#### [SET TASK]
Go through the entries below and copy each line containing the word "JSON".

— begin RECORDS PROVIDED —

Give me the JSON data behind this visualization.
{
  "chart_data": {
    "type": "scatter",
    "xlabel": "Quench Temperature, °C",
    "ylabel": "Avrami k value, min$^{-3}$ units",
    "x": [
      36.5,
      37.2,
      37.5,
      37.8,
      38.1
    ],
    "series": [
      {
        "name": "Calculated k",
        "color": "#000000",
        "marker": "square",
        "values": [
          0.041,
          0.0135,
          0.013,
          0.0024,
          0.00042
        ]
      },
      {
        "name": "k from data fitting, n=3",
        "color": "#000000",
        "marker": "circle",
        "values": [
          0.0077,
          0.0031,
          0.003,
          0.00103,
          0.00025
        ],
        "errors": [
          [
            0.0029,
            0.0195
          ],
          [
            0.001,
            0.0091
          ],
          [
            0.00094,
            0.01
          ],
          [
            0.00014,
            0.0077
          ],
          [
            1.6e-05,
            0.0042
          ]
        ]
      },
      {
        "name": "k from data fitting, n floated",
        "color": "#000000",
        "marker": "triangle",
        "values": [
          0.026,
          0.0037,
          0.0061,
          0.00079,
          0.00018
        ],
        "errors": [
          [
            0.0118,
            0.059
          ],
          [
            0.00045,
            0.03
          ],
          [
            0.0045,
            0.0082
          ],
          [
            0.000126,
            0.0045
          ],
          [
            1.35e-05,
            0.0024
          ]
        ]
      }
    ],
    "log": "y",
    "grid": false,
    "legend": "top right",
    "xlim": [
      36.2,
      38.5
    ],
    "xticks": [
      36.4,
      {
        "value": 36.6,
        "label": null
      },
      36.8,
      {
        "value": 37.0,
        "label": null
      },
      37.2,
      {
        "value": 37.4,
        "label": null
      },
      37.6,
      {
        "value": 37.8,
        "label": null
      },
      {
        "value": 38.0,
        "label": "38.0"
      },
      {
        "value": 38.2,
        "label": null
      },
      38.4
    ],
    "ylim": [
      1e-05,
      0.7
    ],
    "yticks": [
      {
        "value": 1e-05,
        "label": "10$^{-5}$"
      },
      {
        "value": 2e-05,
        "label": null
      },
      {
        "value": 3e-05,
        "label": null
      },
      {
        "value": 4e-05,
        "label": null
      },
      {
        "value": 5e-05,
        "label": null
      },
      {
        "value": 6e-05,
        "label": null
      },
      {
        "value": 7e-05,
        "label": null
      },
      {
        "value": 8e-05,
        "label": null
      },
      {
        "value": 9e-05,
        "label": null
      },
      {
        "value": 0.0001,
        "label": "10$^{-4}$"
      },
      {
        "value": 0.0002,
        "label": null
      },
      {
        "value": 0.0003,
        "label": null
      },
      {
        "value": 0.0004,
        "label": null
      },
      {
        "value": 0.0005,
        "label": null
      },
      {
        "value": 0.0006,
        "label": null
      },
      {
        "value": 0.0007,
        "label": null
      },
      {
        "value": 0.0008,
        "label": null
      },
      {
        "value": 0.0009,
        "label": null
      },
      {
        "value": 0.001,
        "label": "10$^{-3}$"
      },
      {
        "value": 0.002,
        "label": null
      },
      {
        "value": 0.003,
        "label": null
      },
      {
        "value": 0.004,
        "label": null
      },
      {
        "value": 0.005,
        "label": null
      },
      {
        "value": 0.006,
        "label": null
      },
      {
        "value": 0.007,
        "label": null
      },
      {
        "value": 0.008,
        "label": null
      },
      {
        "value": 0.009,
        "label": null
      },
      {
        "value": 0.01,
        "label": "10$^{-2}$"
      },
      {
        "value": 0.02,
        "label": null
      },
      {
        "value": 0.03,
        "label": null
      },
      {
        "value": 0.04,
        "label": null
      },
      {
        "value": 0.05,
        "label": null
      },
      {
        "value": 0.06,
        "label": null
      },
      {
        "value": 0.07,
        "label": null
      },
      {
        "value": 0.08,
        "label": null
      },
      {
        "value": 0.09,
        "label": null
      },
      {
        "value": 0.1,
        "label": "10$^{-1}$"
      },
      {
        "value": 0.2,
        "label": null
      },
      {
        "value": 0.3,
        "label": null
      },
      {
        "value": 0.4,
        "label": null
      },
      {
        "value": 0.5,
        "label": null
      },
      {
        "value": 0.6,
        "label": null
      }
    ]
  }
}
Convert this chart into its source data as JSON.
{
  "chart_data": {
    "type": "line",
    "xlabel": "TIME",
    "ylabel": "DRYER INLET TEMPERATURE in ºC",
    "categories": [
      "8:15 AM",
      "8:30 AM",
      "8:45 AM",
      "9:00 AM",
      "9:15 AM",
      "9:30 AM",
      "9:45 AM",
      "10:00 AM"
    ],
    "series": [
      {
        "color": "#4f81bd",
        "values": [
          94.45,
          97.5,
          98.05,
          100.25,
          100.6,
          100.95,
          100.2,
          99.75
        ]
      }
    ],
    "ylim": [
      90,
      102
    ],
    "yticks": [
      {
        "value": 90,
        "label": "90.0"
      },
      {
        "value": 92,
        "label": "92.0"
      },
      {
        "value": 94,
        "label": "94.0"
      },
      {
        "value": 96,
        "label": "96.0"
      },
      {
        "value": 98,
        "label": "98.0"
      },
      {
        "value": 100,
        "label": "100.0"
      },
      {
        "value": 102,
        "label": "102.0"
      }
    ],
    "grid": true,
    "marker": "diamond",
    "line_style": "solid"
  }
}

— end RECORDS PROVIDED —

#### [ANSWER IN FULL]
Give me the JSON data behind this visualization.
Convert this chart into its source data as JSON.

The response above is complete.